[TASK DETAILS] Select the lines that contain "salinity" and copy each of them.

---------- ENTRIES SHOWN ----------

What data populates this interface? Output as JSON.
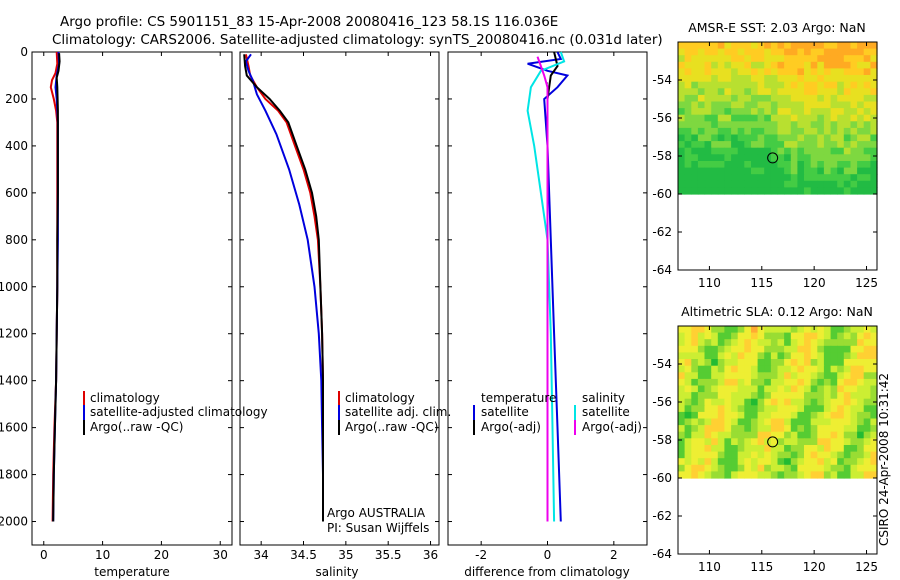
{
  "title_line1": "Argo profile: CS 5901151_83 15-Apr-2008 20080416_123 58.1S 116.036E",
  "title_line2": "Climatology: CARS2006. Satellite-adjusted climatology: synTS_20080416.nc (0.031d later)",
  "credit": "CSIRO 24-Apr-2008 10:31:42",
  "colors": {
    "climatology": "#dd0000",
    "satellite": "#0000dd",
    "argo": "#000000",
    "sat_sal": "#00e5e5",
    "argo_sal": "#ee00ee"
  },
  "chart_data": [
    {
      "type": "line",
      "name": "temperature-profile",
      "xlabel": "temperature",
      "ylabel": "",
      "xlim": [
        -2,
        32
      ],
      "ylim": [
        2100,
        0
      ],
      "xticks": [
        0,
        10,
        20,
        30
      ],
      "yticks": [
        0,
        200,
        400,
        600,
        800,
        1000,
        1200,
        1400,
        1600,
        1800,
        2000
      ],
      "legend": [
        "climatology",
        "satellite-adjusted climatology",
        "Argo(..raw -QC)"
      ],
      "series": [
        {
          "name": "climatology",
          "color": "#dd0000",
          "points": [
            [
              2.2,
              0
            ],
            [
              2.3,
              50
            ],
            [
              2.0,
              90
            ],
            [
              1.4,
              120
            ],
            [
              1.2,
              150
            ],
            [
              1.7,
              200
            ],
            [
              2.1,
              250
            ],
            [
              2.3,
              300
            ],
            [
              2.3,
              400
            ],
            [
              2.3,
              600
            ],
            [
              2.3,
              800
            ],
            [
              2.3,
              1000
            ],
            [
              2.2,
              1200
            ],
            [
              2.1,
              1400
            ],
            [
              1.8,
              1600
            ],
            [
              1.6,
              1800
            ],
            [
              1.5,
              2000
            ]
          ]
        },
        {
          "name": "satellite-adjusted climatology",
          "color": "#0000dd",
          "points": [
            [
              2.5,
              0
            ],
            [
              2.6,
              50
            ],
            [
              2.2,
              100
            ],
            [
              2.0,
              150
            ],
            [
              2.2,
              200
            ],
            [
              2.4,
              300
            ],
            [
              2.4,
              400
            ],
            [
              2.4,
              600
            ],
            [
              2.4,
              800
            ],
            [
              2.3,
              1000
            ],
            [
              2.2,
              1200
            ],
            [
              2.1,
              1400
            ],
            [
              1.9,
              1600
            ],
            [
              1.7,
              1800
            ],
            [
              1.6,
              2000
            ]
          ]
        },
        {
          "name": "Argo(..raw -QC)",
          "color": "#000000",
          "points": [
            [
              2.6,
              5
            ],
            [
              2.7,
              40
            ],
            [
              2.5,
              80
            ],
            [
              2.2,
              110
            ],
            [
              2.3,
              150
            ],
            [
              2.4,
              250
            ],
            [
              2.4,
              400
            ],
            [
              2.4,
              600
            ],
            [
              2.3,
              800
            ],
            [
              2.3,
              1000
            ],
            [
              2.2,
              1200
            ],
            [
              2.1,
              1400
            ],
            [
              1.9,
              1600
            ],
            [
              1.7,
              1800
            ],
            [
              1.6,
              2000
            ]
          ]
        }
      ]
    },
    {
      "type": "line",
      "name": "salinity-profile",
      "xlabel": "salinity",
      "xlim": [
        33.75,
        36.1
      ],
      "ylim": [
        2100,
        0
      ],
      "xticks": [
        34,
        34.5,
        35,
        35.5,
        36
      ],
      "legend": [
        "climatology",
        "satellite adj. clim.",
        "Argo(..raw -QC)"
      ],
      "annotation": [
        "Argo AUSTRALIA",
        "PI: Susan Wijffels"
      ],
      "series": [
        {
          "name": "climatology",
          "color": "#dd0000",
          "points": [
            [
              33.82,
              10
            ],
            [
              33.85,
              60
            ],
            [
              33.87,
              100
            ],
            [
              33.95,
              150
            ],
            [
              34.05,
              200
            ],
            [
              34.2,
              250
            ],
            [
              34.3,
              300
            ],
            [
              34.4,
              400
            ],
            [
              34.5,
              500
            ],
            [
              34.58,
              600
            ],
            [
              34.63,
              700
            ],
            [
              34.67,
              800
            ],
            [
              34.7,
              1000
            ],
            [
              34.72,
              1200
            ],
            [
              34.73,
              1400
            ],
            [
              34.73,
              1600
            ],
            [
              34.73,
              1800
            ],
            [
              34.73,
              2000
            ]
          ]
        },
        {
          "name": "satellite adj. clim.",
          "color": "#0000dd",
          "points": [
            [
              33.88,
              10
            ],
            [
              33.82,
              40
            ],
            [
              33.85,
              80
            ],
            [
              33.9,
              120
            ],
            [
              33.95,
              180
            ],
            [
              34.05,
              250
            ],
            [
              34.18,
              350
            ],
            [
              34.33,
              500
            ],
            [
              34.45,
              650
            ],
            [
              34.55,
              800
            ],
            [
              34.63,
              1000
            ],
            [
              34.68,
              1200
            ],
            [
              34.71,
              1400
            ],
            [
              34.72,
              1600
            ],
            [
              34.73,
              1800
            ],
            [
              34.73,
              2000
            ]
          ]
        },
        {
          "name": "Argo(..raw -QC)",
          "color": "#000000",
          "points": [
            [
              33.8,
              10
            ],
            [
              33.81,
              60
            ],
            [
              33.83,
              100
            ],
            [
              33.95,
              150
            ],
            [
              34.1,
              200
            ],
            [
              34.22,
              250
            ],
            [
              34.32,
              300
            ],
            [
              34.42,
              400
            ],
            [
              34.52,
              500
            ],
            [
              34.6,
              600
            ],
            [
              34.65,
              700
            ],
            [
              34.68,
              800
            ],
            [
              34.7,
              1000
            ],
            [
              34.72,
              1200
            ],
            [
              34.73,
              1400
            ],
            [
              34.73,
              1600
            ],
            [
              34.73,
              1800
            ],
            [
              34.73,
              2000
            ]
          ]
        }
      ]
    },
    {
      "type": "line",
      "name": "difference-profile",
      "xlabel": "difference from climatology",
      "xlim": [
        -3,
        3
      ],
      "ylim": [
        2100,
        0
      ],
      "xticks": [
        -2,
        0,
        2
      ],
      "legend_temperature_title": "temperature",
      "legend_salinity_title": "salinity",
      "legend": [
        "satellite",
        "Argo(-adj)",
        "satellite",
        "Argo(-adj)"
      ],
      "series": [
        {
          "name": "temperature satellite",
          "color": "#0000dd",
          "points": [
            [
              0.3,
              0
            ],
            [
              0.4,
              30
            ],
            [
              -0.6,
              50
            ],
            [
              0,
              80
            ],
            [
              0.6,
              100
            ],
            [
              0.3,
              150
            ],
            [
              -0.1,
              200
            ],
            [
              0,
              400
            ],
            [
              0.1,
              800
            ],
            [
              0.2,
              1200
            ],
            [
              0.3,
              1600
            ],
            [
              0.4,
              2000
            ]
          ]
        },
        {
          "name": "temperature Argo(-adj)",
          "color": "#000000",
          "points": [
            [
              0.2,
              0
            ],
            [
              0.3,
              60
            ],
            [
              0.1,
              100
            ],
            [
              0,
              200
            ],
            [
              0,
              400
            ],
            [
              0,
              800
            ],
            [
              0,
              1200
            ],
            [
              0,
              1600
            ],
            [
              0,
              2000
            ]
          ]
        },
        {
          "name": "salinity satellite",
          "color": "#00e5e5",
          "points": [
            [
              0.4,
              0
            ],
            [
              0.5,
              40
            ],
            [
              -0.2,
              80
            ],
            [
              -0.5,
              150
            ],
            [
              -0.6,
              250
            ],
            [
              -0.4,
              400
            ],
            [
              -0.2,
              600
            ],
            [
              0,
              800
            ],
            [
              0.1,
              1200
            ],
            [
              0.15,
              1600
            ],
            [
              0.2,
              2000
            ]
          ]
        },
        {
          "name": "salinity Argo(-adj)",
          "color": "#ee00ee",
          "points": [
            [
              -0.3,
              20
            ],
            [
              -0.2,
              60
            ],
            [
              -0.1,
              100
            ],
            [
              0,
              150
            ],
            [
              0,
              300
            ],
            [
              0,
              1000
            ],
            [
              0,
              2000
            ]
          ]
        }
      ]
    },
    {
      "type": "heatmap",
      "name": "amsr-sst-map",
      "title": "AMSR-E SST: 2.03 Argo: NaN",
      "xlim": [
        107,
        126
      ],
      "ylim": [
        -64,
        -52
      ],
      "xticks": [
        110,
        115,
        120,
        125
      ],
      "yticks": [
        -54,
        -56,
        -58,
        -60,
        -62,
        -64
      ],
      "marker": [
        116.036,
        -58.1
      ]
    },
    {
      "type": "heatmap",
      "name": "altimetric-sla-map",
      "title": "Altimetric SLA: 0.12 Argo: NaN",
      "xlim": [
        107,
        126
      ],
      "ylim": [
        -64,
        -52
      ],
      "xticks": [
        110,
        115,
        120,
        125
      ],
      "yticks": [
        -54,
        -56,
        -58,
        -60,
        -62,
        -64
      ],
      "marker": [
        116.036,
        -58.1
      ]
    }
  ]
}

----------

[EXPECTED OUTPUT]
      "name": "salinity-profile",
      "xlabel": "salinity",
      "legend_salinity_title": "salinity",
          "name": "salinity satellite",
          "name": "salinity Argo(-adj)",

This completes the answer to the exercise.